begin

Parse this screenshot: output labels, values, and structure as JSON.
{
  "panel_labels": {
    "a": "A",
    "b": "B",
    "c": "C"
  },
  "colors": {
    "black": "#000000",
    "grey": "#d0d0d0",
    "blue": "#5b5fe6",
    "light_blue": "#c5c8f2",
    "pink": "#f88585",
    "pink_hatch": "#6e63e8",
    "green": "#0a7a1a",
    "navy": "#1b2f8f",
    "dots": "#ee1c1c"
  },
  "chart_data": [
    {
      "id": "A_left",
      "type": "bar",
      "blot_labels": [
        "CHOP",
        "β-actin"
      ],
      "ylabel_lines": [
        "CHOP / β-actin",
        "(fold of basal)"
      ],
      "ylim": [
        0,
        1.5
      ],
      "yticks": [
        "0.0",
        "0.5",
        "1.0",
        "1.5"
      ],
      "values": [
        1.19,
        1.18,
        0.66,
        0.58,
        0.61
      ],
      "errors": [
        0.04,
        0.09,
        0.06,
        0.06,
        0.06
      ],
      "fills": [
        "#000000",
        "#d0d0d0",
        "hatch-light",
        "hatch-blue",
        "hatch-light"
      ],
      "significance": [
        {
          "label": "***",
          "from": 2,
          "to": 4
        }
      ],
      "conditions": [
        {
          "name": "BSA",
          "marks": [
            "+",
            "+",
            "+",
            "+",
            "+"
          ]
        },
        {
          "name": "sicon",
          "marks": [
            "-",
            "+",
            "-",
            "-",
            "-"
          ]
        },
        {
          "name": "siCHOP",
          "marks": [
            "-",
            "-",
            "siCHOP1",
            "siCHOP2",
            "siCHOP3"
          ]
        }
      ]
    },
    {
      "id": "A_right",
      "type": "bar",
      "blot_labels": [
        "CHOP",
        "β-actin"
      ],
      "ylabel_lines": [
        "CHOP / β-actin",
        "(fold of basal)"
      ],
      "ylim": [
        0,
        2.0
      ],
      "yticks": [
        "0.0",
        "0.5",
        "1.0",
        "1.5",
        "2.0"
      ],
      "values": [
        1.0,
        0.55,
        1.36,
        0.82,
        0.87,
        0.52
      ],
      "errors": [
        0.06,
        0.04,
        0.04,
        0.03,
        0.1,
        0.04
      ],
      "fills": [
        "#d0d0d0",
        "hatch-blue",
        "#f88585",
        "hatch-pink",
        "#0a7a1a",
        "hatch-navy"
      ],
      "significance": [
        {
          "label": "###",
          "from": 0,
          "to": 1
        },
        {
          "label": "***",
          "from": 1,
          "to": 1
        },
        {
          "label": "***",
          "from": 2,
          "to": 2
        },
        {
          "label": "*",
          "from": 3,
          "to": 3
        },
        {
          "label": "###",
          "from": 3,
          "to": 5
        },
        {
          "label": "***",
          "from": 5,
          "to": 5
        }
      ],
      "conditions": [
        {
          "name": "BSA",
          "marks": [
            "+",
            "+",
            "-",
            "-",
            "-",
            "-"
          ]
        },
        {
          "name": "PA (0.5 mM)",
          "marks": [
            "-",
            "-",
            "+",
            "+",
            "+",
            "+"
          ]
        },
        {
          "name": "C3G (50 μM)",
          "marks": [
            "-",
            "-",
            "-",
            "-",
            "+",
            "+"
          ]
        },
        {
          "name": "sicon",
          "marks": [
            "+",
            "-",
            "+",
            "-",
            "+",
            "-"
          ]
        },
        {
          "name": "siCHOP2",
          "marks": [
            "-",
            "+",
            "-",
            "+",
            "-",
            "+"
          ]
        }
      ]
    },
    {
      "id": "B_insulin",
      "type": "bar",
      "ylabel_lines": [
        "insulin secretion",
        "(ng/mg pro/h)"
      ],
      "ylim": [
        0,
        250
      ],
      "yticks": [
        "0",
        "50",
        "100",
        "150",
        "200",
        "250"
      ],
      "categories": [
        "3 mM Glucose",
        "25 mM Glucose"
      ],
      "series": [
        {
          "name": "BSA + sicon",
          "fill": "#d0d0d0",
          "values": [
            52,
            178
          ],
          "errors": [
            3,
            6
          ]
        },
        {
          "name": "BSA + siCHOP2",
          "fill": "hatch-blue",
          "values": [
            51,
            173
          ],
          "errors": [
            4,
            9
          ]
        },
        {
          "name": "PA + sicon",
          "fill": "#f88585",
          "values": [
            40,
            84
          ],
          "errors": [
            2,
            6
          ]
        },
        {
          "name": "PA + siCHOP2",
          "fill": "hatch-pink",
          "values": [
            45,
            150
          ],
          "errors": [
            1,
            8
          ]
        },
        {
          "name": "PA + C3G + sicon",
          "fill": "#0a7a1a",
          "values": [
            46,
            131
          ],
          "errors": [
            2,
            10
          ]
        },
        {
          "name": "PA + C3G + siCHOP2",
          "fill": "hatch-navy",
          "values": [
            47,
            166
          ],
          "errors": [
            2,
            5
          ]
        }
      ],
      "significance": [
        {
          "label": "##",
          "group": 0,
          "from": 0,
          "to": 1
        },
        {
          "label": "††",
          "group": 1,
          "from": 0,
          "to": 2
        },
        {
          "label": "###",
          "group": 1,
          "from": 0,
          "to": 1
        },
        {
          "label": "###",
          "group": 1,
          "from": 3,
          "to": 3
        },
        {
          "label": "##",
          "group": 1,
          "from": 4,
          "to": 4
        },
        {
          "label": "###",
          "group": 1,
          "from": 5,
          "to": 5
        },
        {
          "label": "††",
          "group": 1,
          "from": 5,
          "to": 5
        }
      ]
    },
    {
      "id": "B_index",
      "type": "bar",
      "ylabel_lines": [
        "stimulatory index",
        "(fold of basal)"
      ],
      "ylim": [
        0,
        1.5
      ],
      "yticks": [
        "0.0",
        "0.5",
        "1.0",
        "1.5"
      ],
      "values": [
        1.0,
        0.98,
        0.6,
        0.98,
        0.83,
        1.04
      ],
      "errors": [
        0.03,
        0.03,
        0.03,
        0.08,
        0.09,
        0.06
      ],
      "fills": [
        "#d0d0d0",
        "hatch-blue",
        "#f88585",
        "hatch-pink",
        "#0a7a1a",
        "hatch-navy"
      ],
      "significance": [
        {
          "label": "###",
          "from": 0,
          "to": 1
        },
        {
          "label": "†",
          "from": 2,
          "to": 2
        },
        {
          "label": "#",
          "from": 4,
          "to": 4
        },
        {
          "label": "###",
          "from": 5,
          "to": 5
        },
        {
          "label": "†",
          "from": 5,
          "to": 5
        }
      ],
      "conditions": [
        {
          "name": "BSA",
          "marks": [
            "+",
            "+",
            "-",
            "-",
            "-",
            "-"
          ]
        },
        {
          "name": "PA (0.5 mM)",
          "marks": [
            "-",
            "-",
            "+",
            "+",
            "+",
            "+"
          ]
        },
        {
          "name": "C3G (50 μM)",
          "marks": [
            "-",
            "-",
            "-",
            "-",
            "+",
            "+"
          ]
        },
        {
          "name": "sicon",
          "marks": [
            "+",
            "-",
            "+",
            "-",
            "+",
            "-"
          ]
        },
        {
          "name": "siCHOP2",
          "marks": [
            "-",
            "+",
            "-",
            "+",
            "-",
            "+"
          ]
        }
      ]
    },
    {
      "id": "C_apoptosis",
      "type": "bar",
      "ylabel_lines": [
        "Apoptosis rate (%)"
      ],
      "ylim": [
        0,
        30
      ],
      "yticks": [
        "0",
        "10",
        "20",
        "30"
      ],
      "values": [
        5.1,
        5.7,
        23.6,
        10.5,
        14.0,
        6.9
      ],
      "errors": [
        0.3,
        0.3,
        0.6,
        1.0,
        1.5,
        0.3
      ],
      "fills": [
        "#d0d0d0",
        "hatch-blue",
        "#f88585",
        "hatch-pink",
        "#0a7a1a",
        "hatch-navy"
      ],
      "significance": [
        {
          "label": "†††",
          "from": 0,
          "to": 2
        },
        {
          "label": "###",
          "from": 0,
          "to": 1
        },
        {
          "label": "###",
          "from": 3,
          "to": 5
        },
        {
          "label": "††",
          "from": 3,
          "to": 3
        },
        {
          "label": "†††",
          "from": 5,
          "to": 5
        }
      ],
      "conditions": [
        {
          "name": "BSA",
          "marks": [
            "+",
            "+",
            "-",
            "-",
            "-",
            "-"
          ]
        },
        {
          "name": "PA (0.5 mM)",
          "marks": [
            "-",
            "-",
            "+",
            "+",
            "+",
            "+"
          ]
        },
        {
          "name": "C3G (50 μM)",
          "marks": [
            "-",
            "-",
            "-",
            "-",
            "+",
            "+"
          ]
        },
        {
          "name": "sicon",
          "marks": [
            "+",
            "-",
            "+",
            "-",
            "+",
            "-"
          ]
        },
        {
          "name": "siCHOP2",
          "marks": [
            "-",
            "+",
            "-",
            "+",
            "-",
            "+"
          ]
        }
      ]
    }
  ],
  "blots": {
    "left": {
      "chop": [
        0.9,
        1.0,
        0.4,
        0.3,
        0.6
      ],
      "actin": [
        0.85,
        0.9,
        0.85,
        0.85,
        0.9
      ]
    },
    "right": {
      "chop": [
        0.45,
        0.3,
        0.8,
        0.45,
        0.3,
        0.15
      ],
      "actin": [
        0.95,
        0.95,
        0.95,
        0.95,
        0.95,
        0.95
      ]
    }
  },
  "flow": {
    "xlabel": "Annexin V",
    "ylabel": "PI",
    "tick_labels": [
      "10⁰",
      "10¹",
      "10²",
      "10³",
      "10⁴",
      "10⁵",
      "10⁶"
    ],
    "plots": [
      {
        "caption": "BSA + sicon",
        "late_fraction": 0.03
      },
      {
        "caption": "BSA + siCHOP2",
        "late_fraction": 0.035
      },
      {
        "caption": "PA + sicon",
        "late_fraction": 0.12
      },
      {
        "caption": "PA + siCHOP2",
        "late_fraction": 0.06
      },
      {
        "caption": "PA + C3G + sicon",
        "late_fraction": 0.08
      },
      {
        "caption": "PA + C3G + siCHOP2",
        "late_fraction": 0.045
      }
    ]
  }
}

end

Exercise instructions
Read through the entries and copy every line that includes "sicon".

Exercise solution
          "name": "sicon",
          "name": "sicon",
          "name": "BSA + sicon",
          "name": "PA + sicon",
          "name": "PA + C3G + sicon",
          "name": "sicon",
          "name": "sicon",
        "caption": "BSA + sicon",
        "caption": "PA + sicon",
        "caption": "PA + C3G + sicon",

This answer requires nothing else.